• **ITEMS**:
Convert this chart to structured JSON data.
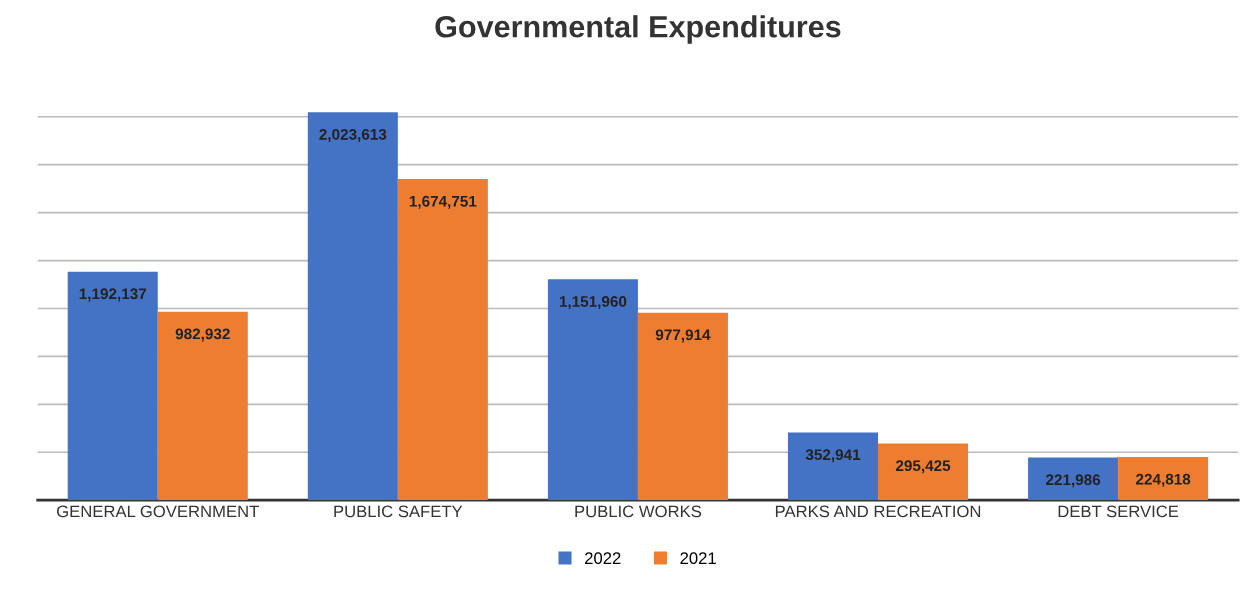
{
  "chart_data": {
    "type": "bar",
    "title": "Governmental Expenditures",
    "categories": [
      "GENERAL GOVERNMENT",
      "PUBLIC SAFETY",
      "PUBLIC WORKS",
      "PARKS AND RECREATION",
      "DEBT SERVICE"
    ],
    "series": [
      {
        "name": "2022",
        "color": "#4472c4",
        "values": [
          1192137,
          2023613,
          1151960,
          352941,
          221986
        ],
        "value_labels": [
          "1,192,137",
          "2,023,613",
          "1,151,960",
          "352,941",
          "221,986"
        ]
      },
      {
        "name": "2021",
        "color": "#ed7d31",
        "values": [
          982932,
          1674751,
          977914,
          295425,
          224818
        ],
        "value_labels": [
          "982,932",
          "1,674,751",
          "977,914",
          "295,425",
          "224,818"
        ]
      }
    ],
    "tick_labels": "x",
    "grid": "y",
    "legend": "bottom"
  }
}
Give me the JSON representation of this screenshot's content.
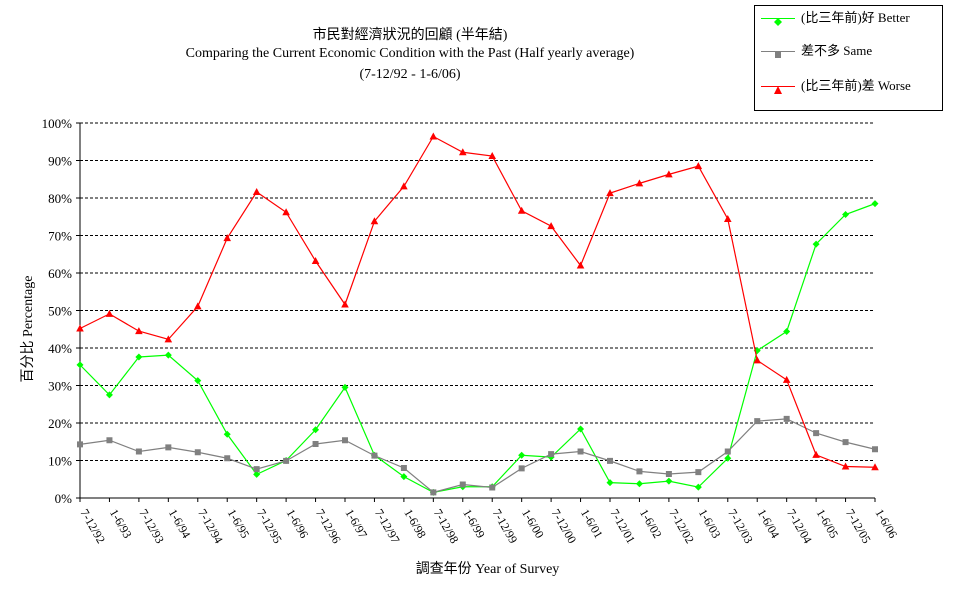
{
  "chart_data": {
    "type": "line",
    "title_zh": "市民對經濟狀況的回顧 (半年結)",
    "title_en": "Comparing the Current Economic Condition with the Past  (Half yearly average)",
    "subtitle": "(7-12/92 - 1-6/06)",
    "ylabel": "百分比 Percentage",
    "xlabel": "調查年份 Year of Survey",
    "ylim": [
      0,
      100
    ],
    "yticks": [
      "0%",
      "10%",
      "20%",
      "30%",
      "40%",
      "50%",
      "60%",
      "70%",
      "80%",
      "90%",
      "100%"
    ],
    "grid": true,
    "legend_position": "top-right",
    "categories": [
      "7-12/92",
      "1-6/93",
      "7-12/93",
      "1-6/94",
      "7-12/94",
      "1-6/95",
      "7-12/95",
      "1-6/96",
      "7-12/96",
      "1-6/97",
      "7-12/97",
      "1-6/98",
      "7-12/98",
      "1-6/99",
      "7-12/99",
      "1-6/00",
      "7-12/00",
      "1-6/01",
      "7-12/01",
      "1-6/02",
      "7-12/02",
      "1-6/03",
      "7-12/03",
      "1-6/04",
      "7-12/04",
      "1-6/05",
      "7-12/05",
      "1-6/06"
    ],
    "series": [
      {
        "name": "(比三年前)好 Better",
        "color": "#00ff00",
        "marker": "diamond",
        "values": [
          35.5,
          27.5,
          37.6,
          38.1,
          31.3,
          17.0,
          6.3,
          10.0,
          18.2,
          29.5,
          11.4,
          5.7,
          1.5,
          3.0,
          3.0,
          11.4,
          10.9,
          18.4,
          4.1,
          3.8,
          4.5,
          2.9,
          10.6,
          39.3,
          44.4,
          67.7,
          75.6,
          78.5
        ]
      },
      {
        "name": "差不多 Same",
        "color": "#808080",
        "marker": "square",
        "values": [
          14.3,
          15.4,
          12.4,
          13.5,
          12.2,
          10.6,
          7.7,
          9.9,
          14.4,
          15.4,
          11.3,
          8.0,
          1.5,
          3.6,
          2.8,
          7.9,
          11.7,
          12.4,
          9.9,
          7.1,
          6.4,
          6.9,
          12.4,
          20.5,
          21.1,
          17.3,
          14.9,
          13.0
        ]
      },
      {
        "name": "(比三年前)差 Worse",
        "color": "#ff0000",
        "marker": "triangle",
        "values": [
          45.2,
          49.1,
          44.5,
          42.3,
          51.1,
          69.3,
          81.6,
          76.2,
          63.2,
          51.6,
          73.8,
          83.1,
          96.4,
          92.2,
          91.2,
          76.6,
          72.5,
          62.0,
          81.3,
          83.9,
          86.3,
          88.5,
          74.4,
          36.7,
          31.5,
          11.5,
          8.4,
          8.2
        ]
      }
    ]
  }
}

• **AIM**: List each line of the entries that holds the string "this".

• **OUTPUT OF THE EXERCISE**:
Convert this chart to structured JSON data.
Give me the JSON representation of this screenshot's content.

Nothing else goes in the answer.